— BEGIN PROVIDED ENTRIES —

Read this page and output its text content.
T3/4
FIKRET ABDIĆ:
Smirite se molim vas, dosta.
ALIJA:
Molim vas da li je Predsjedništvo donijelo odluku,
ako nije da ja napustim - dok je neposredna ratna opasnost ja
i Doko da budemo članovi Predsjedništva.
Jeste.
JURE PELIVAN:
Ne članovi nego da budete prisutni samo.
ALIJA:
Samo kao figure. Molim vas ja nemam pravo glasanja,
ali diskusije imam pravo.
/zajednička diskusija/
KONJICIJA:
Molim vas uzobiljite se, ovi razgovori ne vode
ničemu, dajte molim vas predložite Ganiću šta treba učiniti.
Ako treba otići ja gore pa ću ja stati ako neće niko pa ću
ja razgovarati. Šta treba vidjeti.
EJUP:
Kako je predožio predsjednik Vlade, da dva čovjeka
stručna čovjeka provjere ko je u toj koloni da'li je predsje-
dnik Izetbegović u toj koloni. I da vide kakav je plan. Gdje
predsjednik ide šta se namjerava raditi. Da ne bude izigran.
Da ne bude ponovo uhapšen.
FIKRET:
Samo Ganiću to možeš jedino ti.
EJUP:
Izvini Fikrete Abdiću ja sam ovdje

— END PROVIDED ENTRIES —

__PROBLEM DESCRIPTION__.
Gather from the data above every line with the string "Ganiću".

__WRITTEN ANSWER__.
ničemu, dajte molim vas predložite Ganiću šta treba učiniti.
Samo Ganiću to možeš jedino ti.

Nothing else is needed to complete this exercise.